#### WHAT IS BEING ASKED:
From the records below, copy every line that contains the word "月份服务业采购经理人指数".

#### SUPPLIED RECORDS:

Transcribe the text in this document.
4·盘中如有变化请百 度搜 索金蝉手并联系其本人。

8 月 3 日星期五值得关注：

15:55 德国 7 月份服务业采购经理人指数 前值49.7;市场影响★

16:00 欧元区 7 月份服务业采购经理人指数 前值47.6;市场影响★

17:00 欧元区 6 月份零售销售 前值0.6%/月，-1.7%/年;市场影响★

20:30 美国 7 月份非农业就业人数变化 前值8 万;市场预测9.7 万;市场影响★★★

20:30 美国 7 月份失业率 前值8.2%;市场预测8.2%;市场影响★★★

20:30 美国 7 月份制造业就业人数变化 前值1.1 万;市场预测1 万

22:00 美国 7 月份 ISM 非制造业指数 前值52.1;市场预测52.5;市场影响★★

#### SOLVED EXERCISE:
15:55 德国 7 月份服务业采购经理人指数 前值49.7;市场影响★
16:00 欧元区 7 月份服务业采购经理人指数 前值47.6;市场影响★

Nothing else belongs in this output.